# WORK TO COMPLETE:
For every line in the records that has the word "color", make a copy.

[Dataset rows about figures]
--

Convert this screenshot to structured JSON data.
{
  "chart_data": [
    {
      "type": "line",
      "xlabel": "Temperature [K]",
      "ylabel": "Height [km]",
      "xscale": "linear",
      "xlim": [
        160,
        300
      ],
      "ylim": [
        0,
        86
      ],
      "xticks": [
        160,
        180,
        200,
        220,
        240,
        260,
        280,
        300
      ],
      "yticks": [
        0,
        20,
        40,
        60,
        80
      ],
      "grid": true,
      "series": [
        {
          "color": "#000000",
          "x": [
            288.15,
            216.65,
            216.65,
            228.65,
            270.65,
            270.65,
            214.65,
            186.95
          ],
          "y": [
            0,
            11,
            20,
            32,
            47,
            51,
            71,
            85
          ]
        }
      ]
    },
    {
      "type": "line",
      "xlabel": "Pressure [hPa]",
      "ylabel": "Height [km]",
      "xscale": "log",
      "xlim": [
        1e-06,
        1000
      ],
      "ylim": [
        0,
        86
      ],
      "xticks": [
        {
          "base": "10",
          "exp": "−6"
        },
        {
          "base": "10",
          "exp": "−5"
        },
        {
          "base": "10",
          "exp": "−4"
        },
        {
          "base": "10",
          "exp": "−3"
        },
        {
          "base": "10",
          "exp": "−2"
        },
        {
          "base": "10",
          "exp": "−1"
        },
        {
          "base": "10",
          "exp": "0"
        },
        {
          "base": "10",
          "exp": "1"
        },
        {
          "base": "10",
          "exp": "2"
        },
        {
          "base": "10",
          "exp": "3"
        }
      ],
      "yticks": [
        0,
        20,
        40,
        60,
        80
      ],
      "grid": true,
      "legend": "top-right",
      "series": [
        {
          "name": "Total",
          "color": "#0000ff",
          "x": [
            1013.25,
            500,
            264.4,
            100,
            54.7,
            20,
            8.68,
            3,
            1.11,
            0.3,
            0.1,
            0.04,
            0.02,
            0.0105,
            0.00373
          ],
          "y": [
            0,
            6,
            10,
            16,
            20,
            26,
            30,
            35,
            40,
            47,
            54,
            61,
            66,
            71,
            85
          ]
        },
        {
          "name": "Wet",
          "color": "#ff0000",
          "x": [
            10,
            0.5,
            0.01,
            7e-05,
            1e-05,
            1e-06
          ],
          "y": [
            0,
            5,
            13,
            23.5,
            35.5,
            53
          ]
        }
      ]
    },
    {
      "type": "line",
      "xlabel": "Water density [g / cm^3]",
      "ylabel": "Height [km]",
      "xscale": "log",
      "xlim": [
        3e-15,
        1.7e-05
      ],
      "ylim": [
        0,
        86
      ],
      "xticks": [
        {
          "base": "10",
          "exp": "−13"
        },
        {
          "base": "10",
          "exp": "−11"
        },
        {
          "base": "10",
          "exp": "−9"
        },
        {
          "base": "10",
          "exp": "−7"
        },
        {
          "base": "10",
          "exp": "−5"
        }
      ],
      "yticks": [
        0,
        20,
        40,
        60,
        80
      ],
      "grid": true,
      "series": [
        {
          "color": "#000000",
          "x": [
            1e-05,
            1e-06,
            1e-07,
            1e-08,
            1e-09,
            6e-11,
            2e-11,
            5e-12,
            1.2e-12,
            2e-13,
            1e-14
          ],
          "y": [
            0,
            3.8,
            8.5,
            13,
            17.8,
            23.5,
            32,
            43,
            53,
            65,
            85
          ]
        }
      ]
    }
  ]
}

--

# RESULT OF THE EXERCISE:
          "color": "#000000",
          "color": "#0000ff",
          "color": "#ff0000",
          "color": "#000000",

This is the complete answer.